**Your objective**
Work out how many lines hold "Podcasting". Give the number and nothing else.

○ ○ ○ ○ ○

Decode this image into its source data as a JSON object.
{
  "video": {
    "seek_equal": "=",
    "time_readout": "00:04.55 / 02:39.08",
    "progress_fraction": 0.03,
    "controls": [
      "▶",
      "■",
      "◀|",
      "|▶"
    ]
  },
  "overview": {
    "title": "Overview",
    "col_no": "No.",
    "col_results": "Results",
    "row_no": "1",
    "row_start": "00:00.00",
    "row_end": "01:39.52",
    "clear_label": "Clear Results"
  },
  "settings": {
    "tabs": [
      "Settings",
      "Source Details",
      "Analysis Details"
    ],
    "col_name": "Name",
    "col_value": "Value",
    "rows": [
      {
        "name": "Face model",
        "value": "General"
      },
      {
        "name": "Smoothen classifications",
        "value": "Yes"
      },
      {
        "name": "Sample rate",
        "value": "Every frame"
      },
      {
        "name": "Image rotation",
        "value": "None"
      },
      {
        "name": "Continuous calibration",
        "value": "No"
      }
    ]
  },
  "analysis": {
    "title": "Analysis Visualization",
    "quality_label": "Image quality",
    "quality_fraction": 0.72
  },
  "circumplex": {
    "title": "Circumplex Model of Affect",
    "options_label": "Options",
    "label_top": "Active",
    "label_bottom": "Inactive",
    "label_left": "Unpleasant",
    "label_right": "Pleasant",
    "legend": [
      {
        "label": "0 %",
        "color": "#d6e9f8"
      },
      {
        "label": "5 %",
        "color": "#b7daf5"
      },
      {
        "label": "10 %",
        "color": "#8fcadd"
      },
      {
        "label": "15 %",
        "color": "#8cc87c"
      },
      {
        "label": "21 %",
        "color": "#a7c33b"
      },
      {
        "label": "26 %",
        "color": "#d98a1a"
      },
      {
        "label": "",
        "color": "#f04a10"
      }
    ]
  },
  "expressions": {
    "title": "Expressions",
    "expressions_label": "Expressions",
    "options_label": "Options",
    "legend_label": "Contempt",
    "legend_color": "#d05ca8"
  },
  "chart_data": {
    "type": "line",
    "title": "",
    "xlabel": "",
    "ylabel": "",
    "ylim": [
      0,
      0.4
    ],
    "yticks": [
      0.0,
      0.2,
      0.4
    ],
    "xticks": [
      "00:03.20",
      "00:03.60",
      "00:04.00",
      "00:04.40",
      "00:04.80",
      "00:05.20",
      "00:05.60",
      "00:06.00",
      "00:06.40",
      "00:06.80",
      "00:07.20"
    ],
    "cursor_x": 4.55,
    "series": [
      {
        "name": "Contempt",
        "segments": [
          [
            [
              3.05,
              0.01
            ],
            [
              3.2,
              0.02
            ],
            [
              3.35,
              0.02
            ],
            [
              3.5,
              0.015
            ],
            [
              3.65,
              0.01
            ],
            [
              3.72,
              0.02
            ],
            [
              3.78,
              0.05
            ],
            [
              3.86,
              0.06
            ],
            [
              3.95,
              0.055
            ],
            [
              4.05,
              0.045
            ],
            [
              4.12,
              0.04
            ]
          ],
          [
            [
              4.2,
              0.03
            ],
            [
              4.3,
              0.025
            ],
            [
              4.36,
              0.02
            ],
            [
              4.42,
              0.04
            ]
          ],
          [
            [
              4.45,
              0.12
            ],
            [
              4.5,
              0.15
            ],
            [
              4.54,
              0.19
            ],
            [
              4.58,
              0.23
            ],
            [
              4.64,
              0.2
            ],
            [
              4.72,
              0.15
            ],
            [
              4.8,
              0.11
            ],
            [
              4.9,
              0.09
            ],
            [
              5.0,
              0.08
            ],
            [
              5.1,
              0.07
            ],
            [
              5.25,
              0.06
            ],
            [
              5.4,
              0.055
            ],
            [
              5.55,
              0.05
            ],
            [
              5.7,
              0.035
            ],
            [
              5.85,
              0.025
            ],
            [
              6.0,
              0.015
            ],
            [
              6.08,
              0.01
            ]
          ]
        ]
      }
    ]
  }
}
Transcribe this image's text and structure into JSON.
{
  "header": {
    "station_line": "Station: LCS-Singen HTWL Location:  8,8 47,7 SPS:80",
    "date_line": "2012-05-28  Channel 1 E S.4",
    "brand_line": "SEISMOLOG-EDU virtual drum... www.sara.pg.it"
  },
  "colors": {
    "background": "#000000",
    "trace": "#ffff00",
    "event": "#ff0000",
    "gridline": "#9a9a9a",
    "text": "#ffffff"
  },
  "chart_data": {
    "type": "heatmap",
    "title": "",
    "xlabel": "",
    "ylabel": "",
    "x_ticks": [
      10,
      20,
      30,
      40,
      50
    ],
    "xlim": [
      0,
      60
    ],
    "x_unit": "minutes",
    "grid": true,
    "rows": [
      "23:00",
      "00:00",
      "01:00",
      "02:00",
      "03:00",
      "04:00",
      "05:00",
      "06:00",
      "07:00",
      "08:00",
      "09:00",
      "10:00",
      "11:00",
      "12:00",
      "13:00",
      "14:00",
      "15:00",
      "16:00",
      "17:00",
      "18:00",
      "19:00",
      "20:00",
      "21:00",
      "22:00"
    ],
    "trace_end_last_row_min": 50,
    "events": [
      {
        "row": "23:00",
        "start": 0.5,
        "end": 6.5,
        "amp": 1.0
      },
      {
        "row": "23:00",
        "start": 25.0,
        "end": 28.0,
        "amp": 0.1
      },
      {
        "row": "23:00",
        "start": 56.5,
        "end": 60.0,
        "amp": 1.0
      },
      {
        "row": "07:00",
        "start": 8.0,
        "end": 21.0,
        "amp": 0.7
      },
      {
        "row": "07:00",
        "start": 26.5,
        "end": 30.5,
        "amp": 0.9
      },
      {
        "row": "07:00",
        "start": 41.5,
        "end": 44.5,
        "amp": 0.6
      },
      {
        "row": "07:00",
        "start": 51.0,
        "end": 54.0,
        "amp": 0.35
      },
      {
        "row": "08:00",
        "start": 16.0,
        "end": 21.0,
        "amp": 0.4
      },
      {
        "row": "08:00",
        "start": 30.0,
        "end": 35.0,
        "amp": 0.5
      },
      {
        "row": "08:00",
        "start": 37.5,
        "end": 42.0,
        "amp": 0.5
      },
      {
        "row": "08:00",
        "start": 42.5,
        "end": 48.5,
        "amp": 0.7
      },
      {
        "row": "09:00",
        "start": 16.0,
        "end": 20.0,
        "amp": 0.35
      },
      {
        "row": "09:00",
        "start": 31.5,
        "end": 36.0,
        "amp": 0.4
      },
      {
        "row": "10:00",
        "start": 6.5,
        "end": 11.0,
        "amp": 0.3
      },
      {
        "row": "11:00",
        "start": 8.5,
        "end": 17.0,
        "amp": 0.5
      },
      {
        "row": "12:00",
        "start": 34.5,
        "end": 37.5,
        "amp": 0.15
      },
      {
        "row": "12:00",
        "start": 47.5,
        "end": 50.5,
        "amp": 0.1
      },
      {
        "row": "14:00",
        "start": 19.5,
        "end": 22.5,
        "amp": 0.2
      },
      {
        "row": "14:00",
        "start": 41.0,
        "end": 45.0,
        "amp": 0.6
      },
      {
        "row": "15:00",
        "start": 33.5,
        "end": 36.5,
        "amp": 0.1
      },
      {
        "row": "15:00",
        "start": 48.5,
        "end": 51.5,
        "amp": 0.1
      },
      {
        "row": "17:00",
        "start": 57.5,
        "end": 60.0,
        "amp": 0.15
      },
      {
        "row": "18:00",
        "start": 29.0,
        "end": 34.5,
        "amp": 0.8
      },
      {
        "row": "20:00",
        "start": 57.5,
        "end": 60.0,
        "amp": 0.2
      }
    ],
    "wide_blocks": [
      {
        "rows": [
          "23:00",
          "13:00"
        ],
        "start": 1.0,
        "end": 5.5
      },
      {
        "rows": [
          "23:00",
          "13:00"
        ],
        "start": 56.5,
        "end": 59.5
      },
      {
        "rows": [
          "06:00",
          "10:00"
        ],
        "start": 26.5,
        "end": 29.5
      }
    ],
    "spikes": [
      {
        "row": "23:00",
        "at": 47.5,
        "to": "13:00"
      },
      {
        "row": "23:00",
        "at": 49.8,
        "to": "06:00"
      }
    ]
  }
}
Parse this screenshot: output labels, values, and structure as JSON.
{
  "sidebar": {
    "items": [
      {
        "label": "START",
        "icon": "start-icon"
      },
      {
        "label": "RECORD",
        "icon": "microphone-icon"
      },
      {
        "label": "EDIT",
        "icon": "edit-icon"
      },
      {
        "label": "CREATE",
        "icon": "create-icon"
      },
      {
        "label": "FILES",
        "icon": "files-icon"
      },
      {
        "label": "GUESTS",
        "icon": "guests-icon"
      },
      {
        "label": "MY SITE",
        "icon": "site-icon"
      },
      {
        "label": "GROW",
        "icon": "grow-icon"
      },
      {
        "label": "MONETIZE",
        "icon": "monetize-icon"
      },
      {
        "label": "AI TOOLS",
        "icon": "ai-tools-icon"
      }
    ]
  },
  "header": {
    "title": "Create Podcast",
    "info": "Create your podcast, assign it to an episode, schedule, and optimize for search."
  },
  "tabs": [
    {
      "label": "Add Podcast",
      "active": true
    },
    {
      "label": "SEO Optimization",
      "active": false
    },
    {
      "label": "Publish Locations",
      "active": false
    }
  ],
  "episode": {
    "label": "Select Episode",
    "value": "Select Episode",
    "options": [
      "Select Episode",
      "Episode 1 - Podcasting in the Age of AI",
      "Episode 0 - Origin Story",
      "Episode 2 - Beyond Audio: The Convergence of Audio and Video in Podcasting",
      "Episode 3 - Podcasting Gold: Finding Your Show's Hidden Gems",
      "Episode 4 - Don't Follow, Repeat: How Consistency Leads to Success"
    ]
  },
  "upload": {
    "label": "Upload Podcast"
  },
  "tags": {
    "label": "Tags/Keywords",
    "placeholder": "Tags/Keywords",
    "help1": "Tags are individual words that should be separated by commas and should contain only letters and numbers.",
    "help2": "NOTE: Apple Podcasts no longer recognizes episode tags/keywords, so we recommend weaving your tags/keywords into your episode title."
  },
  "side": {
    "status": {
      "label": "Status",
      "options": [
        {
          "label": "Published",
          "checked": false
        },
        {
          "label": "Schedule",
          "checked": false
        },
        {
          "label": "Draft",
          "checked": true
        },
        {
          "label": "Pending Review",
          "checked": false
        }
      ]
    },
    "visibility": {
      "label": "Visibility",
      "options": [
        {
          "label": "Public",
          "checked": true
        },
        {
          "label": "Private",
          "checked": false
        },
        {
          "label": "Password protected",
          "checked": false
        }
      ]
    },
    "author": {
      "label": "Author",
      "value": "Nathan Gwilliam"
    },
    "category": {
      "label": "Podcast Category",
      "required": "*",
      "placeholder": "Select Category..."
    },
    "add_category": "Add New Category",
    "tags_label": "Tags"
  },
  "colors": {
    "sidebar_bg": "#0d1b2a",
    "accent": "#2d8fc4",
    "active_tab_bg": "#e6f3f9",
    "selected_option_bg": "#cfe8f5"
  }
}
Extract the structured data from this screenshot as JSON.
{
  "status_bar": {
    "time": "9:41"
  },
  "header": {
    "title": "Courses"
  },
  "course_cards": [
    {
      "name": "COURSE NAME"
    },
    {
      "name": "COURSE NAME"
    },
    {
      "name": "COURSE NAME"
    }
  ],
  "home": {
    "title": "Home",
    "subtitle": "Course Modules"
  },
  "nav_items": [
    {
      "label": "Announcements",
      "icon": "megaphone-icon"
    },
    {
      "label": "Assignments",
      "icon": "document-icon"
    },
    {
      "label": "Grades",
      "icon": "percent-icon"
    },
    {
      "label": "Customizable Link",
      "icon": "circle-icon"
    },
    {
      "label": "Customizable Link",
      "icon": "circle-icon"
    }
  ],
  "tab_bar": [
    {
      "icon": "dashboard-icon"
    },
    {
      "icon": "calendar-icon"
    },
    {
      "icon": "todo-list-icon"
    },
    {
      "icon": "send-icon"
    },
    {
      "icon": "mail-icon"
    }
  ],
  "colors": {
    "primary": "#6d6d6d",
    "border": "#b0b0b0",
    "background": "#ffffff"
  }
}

○ ○ ○ ○ ○

**Exercise answer**
3